**** Given data ****
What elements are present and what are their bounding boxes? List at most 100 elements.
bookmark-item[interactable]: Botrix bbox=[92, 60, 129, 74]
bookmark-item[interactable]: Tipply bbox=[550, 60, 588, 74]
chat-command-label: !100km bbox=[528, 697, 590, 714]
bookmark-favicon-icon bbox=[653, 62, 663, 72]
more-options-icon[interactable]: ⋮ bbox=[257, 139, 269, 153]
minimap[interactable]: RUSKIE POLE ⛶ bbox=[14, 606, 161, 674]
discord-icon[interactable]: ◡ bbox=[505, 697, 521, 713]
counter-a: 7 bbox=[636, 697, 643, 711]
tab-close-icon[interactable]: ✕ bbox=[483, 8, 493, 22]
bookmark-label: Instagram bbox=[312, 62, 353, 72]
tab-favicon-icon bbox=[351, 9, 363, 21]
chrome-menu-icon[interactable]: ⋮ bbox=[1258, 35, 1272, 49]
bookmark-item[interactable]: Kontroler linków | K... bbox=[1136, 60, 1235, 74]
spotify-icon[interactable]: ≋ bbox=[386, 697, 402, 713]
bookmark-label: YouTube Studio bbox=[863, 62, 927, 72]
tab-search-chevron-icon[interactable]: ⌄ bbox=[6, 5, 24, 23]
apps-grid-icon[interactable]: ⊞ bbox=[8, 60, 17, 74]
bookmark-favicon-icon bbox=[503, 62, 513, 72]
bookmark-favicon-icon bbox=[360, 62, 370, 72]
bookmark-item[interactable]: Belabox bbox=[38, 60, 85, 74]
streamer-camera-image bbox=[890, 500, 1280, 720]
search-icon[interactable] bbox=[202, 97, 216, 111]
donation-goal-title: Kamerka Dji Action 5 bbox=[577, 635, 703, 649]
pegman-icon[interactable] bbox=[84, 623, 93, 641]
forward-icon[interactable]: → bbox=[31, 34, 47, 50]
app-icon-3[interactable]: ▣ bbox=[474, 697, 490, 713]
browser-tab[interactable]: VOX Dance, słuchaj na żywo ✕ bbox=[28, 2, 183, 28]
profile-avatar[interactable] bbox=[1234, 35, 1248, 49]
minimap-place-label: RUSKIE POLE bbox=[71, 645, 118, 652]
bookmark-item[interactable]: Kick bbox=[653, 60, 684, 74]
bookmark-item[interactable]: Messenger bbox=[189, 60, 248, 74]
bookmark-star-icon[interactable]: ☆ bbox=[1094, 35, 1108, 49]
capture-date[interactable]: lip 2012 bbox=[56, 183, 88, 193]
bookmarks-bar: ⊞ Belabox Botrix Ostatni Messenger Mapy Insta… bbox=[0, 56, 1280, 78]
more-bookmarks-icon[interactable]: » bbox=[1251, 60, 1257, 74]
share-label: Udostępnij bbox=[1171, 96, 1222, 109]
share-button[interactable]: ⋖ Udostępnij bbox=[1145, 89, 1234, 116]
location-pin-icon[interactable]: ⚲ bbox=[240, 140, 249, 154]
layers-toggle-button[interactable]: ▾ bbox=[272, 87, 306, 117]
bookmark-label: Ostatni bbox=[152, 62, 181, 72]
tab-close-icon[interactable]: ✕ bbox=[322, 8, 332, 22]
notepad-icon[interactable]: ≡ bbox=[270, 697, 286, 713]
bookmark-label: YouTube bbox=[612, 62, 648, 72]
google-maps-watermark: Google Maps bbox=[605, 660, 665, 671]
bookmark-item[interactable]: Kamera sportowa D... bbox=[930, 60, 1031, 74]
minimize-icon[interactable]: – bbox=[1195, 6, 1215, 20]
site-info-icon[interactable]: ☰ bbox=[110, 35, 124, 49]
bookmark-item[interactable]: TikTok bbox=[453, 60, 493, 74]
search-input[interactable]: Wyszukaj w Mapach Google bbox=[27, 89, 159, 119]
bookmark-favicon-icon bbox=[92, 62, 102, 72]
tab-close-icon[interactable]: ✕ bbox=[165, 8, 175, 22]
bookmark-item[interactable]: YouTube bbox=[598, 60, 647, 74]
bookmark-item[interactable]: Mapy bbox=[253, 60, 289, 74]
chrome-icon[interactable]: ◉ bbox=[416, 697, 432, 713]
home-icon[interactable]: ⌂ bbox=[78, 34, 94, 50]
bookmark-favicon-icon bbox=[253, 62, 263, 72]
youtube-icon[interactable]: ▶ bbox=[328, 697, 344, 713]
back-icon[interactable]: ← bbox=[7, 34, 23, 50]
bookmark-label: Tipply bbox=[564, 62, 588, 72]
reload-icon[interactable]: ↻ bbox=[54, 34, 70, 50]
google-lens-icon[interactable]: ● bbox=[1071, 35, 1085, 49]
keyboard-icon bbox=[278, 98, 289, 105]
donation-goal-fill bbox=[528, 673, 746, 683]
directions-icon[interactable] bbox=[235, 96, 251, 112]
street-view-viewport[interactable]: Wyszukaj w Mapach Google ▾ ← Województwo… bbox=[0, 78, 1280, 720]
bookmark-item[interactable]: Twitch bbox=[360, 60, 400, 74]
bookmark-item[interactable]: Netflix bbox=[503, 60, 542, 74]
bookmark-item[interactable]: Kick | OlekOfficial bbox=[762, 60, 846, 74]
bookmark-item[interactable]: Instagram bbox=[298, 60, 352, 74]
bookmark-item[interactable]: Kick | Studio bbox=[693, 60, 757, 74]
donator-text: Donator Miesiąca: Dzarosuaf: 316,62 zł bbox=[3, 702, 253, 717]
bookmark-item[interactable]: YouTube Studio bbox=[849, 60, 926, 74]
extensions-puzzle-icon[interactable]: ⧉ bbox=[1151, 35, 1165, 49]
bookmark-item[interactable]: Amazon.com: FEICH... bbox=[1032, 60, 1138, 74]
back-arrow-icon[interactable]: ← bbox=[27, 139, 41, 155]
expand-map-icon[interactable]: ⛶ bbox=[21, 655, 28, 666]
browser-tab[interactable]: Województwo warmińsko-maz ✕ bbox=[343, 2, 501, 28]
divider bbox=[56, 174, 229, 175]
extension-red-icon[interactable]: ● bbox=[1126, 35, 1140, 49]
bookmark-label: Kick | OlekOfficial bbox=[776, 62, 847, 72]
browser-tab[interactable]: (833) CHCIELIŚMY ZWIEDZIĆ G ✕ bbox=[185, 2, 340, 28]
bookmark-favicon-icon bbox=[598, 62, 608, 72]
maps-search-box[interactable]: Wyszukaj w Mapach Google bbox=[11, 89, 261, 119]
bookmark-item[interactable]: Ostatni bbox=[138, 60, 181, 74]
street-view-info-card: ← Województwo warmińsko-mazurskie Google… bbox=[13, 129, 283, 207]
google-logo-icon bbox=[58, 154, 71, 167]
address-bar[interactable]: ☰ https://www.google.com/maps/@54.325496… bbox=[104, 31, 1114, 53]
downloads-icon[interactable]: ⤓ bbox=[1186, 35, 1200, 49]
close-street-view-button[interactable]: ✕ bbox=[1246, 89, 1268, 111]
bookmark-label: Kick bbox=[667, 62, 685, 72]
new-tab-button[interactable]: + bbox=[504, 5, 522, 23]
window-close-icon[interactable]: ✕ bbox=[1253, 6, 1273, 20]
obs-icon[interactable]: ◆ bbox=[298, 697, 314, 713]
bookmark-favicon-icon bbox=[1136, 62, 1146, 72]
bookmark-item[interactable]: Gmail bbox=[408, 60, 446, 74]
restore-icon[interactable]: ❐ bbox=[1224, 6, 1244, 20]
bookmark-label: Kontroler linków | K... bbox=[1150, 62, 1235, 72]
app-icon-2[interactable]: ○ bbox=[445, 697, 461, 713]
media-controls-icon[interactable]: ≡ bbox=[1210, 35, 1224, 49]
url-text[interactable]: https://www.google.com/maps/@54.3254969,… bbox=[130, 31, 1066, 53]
****
**** Given data ****
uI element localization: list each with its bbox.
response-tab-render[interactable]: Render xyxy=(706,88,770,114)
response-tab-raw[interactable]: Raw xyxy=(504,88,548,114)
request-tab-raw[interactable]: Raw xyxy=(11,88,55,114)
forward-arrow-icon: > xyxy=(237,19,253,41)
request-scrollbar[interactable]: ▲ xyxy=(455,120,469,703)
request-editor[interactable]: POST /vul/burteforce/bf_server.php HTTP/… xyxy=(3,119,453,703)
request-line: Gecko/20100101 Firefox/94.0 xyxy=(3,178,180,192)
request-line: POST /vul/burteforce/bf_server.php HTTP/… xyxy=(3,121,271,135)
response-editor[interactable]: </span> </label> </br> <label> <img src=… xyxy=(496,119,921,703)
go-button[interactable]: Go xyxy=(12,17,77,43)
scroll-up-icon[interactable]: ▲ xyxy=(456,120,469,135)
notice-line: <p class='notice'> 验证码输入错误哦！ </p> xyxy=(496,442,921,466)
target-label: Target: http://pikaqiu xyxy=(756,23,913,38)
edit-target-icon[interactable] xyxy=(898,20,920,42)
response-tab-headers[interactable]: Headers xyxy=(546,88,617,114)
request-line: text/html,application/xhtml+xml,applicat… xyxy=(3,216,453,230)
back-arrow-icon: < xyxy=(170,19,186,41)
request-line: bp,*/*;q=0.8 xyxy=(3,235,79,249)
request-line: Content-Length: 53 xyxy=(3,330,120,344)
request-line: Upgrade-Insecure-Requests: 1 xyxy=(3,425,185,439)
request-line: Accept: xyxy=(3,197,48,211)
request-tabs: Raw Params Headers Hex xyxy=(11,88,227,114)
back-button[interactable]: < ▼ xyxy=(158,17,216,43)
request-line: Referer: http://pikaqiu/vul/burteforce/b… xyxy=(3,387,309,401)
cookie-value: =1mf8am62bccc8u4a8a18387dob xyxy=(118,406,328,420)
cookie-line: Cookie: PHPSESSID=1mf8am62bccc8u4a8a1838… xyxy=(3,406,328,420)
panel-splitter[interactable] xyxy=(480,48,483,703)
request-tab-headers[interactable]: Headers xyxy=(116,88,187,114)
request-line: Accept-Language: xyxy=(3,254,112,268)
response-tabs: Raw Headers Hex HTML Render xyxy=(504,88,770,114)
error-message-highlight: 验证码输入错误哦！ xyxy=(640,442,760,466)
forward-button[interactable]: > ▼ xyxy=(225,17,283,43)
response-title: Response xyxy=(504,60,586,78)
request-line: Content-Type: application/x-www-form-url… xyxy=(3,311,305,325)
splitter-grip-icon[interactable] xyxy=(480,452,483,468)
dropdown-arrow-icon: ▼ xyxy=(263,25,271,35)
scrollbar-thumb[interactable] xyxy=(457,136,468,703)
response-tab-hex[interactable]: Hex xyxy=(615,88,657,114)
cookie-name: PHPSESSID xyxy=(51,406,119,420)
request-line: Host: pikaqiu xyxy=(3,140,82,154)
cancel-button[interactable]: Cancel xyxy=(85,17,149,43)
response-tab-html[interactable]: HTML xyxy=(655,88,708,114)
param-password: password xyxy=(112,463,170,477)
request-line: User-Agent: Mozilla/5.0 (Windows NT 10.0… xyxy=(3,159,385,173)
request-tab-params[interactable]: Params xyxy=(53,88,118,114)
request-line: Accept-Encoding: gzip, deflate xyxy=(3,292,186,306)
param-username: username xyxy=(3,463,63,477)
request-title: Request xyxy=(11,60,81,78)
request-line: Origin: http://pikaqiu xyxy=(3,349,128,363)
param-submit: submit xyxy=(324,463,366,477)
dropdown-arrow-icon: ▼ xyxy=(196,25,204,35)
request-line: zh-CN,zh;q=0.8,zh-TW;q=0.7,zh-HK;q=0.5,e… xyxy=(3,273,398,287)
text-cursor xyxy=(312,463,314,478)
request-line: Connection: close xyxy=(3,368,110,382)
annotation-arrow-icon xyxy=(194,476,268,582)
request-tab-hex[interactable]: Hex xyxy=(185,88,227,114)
****
**What to work on**
Copy out, unchanged, the lines from the one with "uI element localization: list" to the one with "request-line: Gecko/20100101 Firefox/94.0", both of these included.

**Task result**
uI element localization: list each with its bbox.
response-tab-render[interactable]: Render xyxy=(706,88,770,114)
response-tab-raw[interactable]: Raw xyxy=(504,88,548,114)
request-tab-raw[interactable]: Raw xyxy=(11,88,55,114)
forward-arrow-icon: > xyxy=(237,19,253,41)
request-scrollbar[interactable]: ▲ xyxy=(455,120,469,703)
request-editor[interactable]: POST /vul/burteforce/bf_server.php HTTP/… xyxy=(3,119,453,703)
request-line: Gecko/20100101 Firefox/94.0 xyxy=(3,178,180,192)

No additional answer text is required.